Gather every line in the records below that contains the word "AVOIR".

DATASET RECORDS —

--

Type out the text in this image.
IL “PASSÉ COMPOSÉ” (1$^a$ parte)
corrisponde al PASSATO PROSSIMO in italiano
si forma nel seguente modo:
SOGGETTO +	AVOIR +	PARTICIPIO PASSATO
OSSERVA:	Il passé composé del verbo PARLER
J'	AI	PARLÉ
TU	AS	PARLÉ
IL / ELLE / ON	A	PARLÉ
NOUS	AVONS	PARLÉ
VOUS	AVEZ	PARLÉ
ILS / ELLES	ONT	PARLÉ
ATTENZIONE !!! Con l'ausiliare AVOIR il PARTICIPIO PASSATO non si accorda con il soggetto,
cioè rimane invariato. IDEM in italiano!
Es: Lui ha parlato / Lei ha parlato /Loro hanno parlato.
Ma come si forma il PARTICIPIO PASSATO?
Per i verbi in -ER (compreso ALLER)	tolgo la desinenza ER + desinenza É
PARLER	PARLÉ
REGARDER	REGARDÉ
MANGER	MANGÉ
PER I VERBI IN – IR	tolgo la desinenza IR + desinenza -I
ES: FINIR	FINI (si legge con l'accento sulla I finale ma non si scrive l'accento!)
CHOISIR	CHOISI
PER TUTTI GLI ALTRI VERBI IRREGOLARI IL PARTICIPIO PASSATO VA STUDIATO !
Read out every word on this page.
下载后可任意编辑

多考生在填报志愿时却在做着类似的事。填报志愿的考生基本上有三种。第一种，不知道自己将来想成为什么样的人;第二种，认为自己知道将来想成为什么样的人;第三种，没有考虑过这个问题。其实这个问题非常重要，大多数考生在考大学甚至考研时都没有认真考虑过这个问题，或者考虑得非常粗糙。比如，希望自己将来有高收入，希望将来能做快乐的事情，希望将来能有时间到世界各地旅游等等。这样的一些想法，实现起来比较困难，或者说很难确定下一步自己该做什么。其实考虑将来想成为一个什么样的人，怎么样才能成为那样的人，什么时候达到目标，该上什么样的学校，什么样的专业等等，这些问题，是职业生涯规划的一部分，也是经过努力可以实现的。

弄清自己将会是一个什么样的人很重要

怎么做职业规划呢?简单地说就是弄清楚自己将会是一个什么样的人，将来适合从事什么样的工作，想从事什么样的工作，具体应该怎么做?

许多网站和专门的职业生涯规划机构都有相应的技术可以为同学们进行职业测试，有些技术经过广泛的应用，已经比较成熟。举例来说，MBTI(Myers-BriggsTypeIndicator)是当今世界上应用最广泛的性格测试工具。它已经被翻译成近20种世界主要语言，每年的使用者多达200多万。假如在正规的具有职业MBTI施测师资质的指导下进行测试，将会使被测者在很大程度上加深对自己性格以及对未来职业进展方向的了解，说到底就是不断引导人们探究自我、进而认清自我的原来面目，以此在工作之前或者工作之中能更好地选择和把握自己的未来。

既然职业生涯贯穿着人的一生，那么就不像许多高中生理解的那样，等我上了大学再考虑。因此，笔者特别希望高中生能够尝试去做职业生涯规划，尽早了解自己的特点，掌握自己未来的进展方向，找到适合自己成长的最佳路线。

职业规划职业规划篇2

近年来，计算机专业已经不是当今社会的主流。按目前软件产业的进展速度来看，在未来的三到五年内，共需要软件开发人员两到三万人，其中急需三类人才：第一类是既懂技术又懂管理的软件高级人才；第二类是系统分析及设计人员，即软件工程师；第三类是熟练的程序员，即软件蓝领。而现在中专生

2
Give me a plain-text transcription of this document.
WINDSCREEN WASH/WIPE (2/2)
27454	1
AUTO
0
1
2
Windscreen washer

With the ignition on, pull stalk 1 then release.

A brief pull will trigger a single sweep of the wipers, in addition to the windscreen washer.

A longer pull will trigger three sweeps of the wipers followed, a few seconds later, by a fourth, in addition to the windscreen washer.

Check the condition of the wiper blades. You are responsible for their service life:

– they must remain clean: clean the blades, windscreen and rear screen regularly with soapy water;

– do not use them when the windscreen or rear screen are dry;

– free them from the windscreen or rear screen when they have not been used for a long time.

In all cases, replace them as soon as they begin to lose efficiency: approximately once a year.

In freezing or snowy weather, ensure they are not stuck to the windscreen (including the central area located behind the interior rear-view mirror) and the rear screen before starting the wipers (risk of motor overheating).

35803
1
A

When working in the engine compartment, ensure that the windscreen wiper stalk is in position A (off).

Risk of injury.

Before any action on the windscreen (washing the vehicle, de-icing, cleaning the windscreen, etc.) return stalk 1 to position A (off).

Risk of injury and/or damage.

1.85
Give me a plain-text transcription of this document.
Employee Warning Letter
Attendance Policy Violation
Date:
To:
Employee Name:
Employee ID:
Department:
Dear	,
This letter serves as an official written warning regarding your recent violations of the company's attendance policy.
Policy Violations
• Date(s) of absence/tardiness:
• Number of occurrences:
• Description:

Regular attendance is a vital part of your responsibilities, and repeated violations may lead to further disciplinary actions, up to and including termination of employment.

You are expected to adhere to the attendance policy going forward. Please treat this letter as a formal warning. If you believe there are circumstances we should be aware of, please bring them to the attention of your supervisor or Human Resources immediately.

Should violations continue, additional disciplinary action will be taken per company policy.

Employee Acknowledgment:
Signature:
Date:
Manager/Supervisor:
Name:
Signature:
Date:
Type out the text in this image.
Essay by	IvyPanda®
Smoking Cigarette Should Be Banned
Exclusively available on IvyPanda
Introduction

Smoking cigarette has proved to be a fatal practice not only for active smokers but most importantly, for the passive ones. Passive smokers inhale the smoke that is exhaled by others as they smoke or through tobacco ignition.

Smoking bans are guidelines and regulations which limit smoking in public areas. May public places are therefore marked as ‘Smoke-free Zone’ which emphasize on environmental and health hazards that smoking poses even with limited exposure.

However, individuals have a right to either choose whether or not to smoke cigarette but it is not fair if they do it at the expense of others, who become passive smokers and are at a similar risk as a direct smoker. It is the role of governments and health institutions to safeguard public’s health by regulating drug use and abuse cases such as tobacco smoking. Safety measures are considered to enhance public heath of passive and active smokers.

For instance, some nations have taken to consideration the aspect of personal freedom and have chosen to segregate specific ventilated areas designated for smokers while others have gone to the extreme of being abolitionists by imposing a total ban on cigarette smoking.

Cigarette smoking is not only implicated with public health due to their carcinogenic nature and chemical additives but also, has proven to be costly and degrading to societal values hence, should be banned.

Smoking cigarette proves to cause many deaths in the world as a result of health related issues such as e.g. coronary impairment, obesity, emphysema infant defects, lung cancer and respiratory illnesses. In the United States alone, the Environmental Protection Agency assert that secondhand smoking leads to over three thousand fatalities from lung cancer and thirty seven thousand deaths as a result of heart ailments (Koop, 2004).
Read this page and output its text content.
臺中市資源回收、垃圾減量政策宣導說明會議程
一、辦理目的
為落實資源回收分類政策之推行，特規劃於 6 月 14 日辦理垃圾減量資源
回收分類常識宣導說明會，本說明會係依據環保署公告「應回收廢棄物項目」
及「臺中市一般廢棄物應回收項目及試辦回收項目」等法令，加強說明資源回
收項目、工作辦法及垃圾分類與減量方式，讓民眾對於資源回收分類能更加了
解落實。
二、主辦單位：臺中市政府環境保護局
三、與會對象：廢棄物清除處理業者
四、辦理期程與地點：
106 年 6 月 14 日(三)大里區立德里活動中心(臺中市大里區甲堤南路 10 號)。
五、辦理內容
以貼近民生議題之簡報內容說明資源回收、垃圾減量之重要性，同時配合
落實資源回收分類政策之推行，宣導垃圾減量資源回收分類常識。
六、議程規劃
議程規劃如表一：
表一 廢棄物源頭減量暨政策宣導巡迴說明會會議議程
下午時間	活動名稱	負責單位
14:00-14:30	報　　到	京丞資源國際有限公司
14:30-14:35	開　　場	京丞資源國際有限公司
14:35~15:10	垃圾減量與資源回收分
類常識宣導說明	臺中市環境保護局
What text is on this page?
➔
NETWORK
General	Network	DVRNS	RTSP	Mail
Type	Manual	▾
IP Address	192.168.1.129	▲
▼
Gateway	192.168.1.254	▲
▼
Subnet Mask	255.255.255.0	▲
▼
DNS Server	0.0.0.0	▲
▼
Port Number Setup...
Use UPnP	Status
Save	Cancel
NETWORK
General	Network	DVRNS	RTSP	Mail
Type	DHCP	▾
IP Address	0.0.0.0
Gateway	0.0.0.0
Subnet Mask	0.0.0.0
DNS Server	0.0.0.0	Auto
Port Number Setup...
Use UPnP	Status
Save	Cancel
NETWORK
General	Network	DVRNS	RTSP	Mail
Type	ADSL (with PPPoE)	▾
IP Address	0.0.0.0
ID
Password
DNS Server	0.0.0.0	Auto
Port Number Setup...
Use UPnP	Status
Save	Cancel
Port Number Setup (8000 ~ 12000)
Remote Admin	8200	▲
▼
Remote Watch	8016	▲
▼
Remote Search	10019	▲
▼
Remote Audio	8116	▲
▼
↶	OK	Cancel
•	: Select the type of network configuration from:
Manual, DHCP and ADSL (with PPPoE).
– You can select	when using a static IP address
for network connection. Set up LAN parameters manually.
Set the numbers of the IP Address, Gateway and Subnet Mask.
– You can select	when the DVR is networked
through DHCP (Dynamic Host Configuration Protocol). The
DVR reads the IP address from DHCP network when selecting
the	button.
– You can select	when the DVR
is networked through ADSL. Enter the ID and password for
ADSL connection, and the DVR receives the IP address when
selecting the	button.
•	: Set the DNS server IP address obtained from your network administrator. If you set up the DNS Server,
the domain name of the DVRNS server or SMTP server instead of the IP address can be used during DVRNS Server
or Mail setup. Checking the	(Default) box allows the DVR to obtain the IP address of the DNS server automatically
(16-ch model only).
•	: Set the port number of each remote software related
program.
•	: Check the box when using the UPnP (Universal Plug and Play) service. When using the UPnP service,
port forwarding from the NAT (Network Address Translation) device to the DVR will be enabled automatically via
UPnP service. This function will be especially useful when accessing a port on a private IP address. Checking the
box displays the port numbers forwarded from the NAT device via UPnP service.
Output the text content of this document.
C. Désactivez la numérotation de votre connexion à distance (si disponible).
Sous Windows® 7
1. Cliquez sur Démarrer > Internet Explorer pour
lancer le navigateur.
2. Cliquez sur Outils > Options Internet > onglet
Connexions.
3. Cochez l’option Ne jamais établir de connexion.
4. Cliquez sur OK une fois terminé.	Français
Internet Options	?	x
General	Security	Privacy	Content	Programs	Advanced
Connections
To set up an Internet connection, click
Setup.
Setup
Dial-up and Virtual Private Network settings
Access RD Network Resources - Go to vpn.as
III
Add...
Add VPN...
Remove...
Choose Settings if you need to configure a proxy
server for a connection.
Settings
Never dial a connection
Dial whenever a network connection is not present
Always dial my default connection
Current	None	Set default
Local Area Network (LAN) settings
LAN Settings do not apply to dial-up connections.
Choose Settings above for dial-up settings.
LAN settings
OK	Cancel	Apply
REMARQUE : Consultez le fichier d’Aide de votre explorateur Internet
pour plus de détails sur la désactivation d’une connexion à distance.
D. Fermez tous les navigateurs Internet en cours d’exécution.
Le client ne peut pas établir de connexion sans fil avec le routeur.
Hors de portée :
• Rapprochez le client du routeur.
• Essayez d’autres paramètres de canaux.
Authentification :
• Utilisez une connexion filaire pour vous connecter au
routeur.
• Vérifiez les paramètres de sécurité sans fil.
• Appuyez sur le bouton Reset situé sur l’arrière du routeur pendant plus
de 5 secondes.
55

--

TASK ANSWER —
SOGGETTO +	AVOIR +	PARTICIPIO PASSATO
ATTENZIONE !!! Con l'ausiliare AVOIR il PARTICIPIO PASSATO non si accorda con il soggetto,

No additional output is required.